WHAT TO DO
Report each line of the records where "cellular" occurs.
· · ·
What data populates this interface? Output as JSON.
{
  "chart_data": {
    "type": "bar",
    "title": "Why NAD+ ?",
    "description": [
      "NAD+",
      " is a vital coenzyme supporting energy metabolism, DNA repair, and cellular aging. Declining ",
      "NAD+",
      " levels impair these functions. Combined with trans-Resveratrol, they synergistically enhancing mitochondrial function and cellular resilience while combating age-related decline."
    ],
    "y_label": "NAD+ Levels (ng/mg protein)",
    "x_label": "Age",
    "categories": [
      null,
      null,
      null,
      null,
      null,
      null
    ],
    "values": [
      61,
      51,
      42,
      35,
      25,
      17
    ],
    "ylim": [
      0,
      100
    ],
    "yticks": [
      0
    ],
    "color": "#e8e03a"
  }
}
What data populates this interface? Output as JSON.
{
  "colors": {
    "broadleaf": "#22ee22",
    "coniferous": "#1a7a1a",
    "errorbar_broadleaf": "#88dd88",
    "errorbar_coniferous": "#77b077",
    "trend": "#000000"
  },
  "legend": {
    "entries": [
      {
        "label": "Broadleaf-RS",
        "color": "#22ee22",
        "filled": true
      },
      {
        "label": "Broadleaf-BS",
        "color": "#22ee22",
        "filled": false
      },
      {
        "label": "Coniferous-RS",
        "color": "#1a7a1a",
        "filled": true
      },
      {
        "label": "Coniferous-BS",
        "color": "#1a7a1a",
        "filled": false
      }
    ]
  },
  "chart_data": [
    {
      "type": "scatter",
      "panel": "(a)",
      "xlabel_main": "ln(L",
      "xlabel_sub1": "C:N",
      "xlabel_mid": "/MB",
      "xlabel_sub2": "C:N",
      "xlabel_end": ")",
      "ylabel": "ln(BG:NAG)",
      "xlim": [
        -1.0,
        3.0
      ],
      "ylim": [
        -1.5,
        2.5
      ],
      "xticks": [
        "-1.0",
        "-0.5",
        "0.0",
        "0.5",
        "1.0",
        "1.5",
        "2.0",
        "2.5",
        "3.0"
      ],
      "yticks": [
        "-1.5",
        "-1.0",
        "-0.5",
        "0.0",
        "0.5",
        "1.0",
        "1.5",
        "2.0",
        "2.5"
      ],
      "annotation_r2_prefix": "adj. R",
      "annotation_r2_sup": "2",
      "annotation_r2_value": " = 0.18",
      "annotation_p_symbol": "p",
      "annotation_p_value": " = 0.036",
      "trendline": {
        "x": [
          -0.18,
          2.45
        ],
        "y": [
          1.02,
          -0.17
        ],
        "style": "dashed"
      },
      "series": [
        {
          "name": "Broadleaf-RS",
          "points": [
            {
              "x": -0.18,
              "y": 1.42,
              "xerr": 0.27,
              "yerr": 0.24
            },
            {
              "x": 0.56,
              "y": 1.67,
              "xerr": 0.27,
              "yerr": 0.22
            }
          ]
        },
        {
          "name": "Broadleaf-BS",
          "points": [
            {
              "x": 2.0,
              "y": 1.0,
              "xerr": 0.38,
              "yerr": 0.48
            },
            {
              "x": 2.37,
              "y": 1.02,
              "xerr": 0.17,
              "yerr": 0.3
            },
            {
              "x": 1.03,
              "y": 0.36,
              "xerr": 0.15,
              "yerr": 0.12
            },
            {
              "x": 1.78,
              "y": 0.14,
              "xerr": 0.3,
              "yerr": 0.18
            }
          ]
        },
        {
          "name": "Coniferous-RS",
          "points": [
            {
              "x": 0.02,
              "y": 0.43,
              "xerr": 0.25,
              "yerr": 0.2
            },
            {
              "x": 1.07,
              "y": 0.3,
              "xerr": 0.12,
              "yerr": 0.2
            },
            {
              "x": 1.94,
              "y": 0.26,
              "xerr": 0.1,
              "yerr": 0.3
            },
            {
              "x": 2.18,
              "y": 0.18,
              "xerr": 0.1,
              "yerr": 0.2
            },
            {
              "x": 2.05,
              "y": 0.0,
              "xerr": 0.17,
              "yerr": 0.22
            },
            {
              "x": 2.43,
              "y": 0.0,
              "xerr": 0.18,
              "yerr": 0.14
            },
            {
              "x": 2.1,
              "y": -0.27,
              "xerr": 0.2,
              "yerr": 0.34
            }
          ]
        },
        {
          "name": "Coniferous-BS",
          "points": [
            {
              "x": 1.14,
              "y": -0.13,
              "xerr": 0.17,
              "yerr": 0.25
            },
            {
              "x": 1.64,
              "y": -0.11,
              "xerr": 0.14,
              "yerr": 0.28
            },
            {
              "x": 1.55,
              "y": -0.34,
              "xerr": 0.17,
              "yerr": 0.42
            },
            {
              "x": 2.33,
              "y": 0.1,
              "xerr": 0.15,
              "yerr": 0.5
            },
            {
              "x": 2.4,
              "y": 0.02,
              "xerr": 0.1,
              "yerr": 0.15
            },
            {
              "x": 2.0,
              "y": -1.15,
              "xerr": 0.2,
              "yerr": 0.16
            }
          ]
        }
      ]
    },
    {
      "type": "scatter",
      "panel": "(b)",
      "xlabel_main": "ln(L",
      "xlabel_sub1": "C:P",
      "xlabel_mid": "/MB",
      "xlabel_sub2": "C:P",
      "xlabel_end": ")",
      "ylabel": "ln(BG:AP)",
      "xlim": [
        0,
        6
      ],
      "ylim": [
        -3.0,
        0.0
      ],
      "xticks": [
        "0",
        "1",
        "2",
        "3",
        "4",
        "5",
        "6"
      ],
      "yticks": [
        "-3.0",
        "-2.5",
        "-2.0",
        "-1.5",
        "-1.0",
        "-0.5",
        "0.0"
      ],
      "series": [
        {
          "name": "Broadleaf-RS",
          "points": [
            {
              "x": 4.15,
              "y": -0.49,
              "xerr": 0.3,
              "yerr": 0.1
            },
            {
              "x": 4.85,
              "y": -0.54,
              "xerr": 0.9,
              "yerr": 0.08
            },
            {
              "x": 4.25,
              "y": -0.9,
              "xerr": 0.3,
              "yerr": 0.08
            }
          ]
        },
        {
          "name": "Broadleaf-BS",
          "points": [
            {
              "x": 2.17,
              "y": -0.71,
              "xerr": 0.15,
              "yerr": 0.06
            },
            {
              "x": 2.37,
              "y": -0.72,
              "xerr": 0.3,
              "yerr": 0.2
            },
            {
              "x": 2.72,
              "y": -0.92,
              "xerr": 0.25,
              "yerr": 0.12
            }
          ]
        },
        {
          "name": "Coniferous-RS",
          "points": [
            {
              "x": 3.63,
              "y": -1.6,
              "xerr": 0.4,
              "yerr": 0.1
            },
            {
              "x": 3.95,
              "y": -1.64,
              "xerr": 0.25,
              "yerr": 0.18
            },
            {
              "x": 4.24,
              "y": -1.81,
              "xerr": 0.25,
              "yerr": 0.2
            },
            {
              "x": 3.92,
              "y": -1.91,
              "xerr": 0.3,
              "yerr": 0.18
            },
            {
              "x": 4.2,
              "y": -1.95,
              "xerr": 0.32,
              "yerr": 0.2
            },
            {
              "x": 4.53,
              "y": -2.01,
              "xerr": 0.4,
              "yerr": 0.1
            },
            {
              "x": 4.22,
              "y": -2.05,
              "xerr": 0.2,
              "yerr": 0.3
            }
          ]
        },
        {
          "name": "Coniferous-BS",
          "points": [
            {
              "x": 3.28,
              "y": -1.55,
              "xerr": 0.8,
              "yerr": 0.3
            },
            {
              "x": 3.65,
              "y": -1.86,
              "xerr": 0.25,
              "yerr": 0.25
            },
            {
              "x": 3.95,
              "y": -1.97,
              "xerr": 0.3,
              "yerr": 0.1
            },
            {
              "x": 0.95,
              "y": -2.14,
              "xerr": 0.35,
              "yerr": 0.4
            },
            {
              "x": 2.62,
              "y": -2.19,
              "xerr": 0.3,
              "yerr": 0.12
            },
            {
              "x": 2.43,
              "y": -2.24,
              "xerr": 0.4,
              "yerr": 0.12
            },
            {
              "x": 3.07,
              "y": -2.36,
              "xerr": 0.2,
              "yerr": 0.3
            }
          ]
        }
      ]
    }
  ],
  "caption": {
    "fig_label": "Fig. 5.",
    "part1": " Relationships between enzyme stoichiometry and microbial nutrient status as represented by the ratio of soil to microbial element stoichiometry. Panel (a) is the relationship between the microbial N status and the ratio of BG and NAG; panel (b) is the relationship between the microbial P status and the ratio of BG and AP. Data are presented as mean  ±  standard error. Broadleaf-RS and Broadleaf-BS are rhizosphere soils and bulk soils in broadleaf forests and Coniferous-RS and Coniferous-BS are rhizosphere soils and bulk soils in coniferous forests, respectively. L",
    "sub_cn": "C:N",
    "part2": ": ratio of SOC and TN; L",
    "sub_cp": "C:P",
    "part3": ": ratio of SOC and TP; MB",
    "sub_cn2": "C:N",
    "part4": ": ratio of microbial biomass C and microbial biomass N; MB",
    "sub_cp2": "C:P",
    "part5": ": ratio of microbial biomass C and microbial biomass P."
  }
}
· · ·
ANSWER BELOW
      " is a vital coenzyme supporting energy metabolism, DNA repair, and cellular aging. Declining ",
      " levels impair these functions. Combined with trans-Resveratrol, they synergistically enhancing mitochondrial function and cellular resilience while combating age-related decline."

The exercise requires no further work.